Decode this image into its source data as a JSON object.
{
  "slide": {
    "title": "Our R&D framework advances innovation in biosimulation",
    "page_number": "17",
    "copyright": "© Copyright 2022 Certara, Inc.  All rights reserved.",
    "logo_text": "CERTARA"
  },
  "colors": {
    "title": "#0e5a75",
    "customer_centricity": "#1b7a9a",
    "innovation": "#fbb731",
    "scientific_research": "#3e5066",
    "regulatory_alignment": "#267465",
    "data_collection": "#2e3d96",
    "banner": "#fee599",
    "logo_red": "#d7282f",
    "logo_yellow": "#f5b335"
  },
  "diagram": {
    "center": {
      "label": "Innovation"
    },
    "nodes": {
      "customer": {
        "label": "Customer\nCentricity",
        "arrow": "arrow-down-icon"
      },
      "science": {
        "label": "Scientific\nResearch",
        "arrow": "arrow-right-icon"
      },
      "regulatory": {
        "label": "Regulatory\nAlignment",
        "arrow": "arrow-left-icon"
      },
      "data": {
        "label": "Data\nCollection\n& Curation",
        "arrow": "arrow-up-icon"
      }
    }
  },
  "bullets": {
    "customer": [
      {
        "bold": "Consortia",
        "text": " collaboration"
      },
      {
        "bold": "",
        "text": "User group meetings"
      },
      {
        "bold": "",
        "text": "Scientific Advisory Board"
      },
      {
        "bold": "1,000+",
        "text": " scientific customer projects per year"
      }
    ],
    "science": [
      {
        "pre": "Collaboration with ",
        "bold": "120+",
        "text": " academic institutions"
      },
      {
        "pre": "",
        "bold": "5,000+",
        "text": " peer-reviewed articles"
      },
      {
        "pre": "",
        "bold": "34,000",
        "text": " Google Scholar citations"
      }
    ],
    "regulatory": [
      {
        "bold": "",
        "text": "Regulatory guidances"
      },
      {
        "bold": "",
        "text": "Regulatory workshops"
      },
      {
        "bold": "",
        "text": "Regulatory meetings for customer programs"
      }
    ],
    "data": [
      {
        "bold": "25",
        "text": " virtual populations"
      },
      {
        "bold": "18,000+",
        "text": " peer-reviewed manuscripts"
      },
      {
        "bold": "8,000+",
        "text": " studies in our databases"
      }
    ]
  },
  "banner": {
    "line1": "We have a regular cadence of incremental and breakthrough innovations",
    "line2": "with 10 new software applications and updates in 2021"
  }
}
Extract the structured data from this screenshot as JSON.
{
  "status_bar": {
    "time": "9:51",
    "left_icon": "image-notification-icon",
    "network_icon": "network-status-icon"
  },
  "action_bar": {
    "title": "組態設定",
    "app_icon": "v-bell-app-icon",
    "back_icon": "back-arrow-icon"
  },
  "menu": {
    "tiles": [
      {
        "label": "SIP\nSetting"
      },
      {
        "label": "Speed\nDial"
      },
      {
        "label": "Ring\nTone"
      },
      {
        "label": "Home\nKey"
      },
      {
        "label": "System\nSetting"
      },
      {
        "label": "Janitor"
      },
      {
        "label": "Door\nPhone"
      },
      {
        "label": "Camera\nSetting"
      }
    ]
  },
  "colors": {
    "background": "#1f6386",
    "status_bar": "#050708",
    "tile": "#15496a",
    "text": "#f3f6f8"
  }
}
○ ○ ○ ○
*Short exercise:* Your task is to extract all of the records exactly.

*Task solution:*
Decode this image into its source data as a JSON object.
{
  "slide": {
    "title": "Our R&D framework advances innovation in biosimulation",
    "page_number": "17",
    "copyright": "© Copyright 2022 Certara, Inc.  All rights reserved.",
    "logo_text": "CERTARA"
  },
  "colors": {
    "title": "#0e5a75",
    "customer_centricity": "#1b7a9a",
    "innovation": "#fbb731",
    "scientific_research": "#3e5066",
    "regulatory_alignment": "#267465",
    "data_collection": "#2e3d96",
    "banner": "#fee599",
    "logo_red": "#d7282f",
    "logo_yellow": "#f5b335"
  },
  "diagram": {
    "center": {
      "label": "Innovation"
    },
    "nodes": {
      "customer": {
        "label": "Customer\nCentricity",
        "arrow": "arrow-down-icon"
      },
      "science": {
        "label": "Scientific\nResearch",
        "arrow": "arrow-right-icon"
      },
      "regulatory": {
        "label": "Regulatory\nAlignment",
        "arrow": "arrow-left-icon"
      },
      "data": {
        "label": "Data\nCollection\n& Curation",
        "arrow": "arrow-up-icon"
      }
    }
  },
  "bullets": {
    "customer": [
      {
        "bold": "Consortia",
        "text": " collaboration"
      },
      {
        "bold": "",
        "text": "User group meetings"
      },
      {
        "bold": "",
        "text": "Scientific Advisory Board"
      },
      {
        "bold": "1,000+",
        "text": " scientific customer projects per year"
      }
    ],
    "science": [
      {
        "pre": "Collaboration with ",
        "bold": "120+",
        "text": " academic institutions"
      },
      {
        "pre": "",
        "bold": "5,000+",
        "text": " peer-reviewed articles"
      },
      {
        "pre": "",
        "bold": "34,000",
        "text": " Google Scholar citations"
      }
    ],
    "regulatory": [
      {
        "bold": "",
        "text": "Regulatory guidances"
      },
      {
        "bold": "",
        "text": "Regulatory workshops"
      },
      {
        "bold": "",
        "text": "Regulatory meetings for customer programs"
      }
    ],
    "data": [
      {
        "bold": "25",
        "text": " virtual populations"
      },
      {
        "bold": "18,000+",
        "text": " peer-reviewed manuscripts"
      },
      {
        "bold": "8,000+",
        "text": " studies in our databases"
      }
    ]
  },
  "banner": {
    "line1": "We have a regular cadence of incremental and breakthrough innovations",
    "line2": "with 10 new software applications and updates in 2021"
  }
}
Extract the structured data from this screenshot as JSON.
{
  "status_bar": {
    "time": "9:51",
    "left_icon": "image-notification-icon",
    "network_icon": "network-status-icon"
  },
  "action_bar": {
    "title": "組態設定",
    "app_icon": "v-bell-app-icon",
    "back_icon": "back-arrow-icon"
  },
  "menu": {
    "tiles": [
      {
        "label": "SIP\nSetting"
      },
      {
        "label": "Speed\nDial"
      },
      {
        "label": "Ring\nTone"
      },
      {
        "label": "Home\nKey"
      },
      {
        "label": "System\nSetting"
      },
      {
        "label": "Janitor"
      },
      {
        "label": "Door\nPhone"
      },
      {
        "label": "Camera\nSetting"
      }
    ]
  },
  "colors": {
    "background": "#1f6386",
    "status_bar": "#050708",
    "tile": "#15496a",
    "text": "#f3f6f8"
  }
}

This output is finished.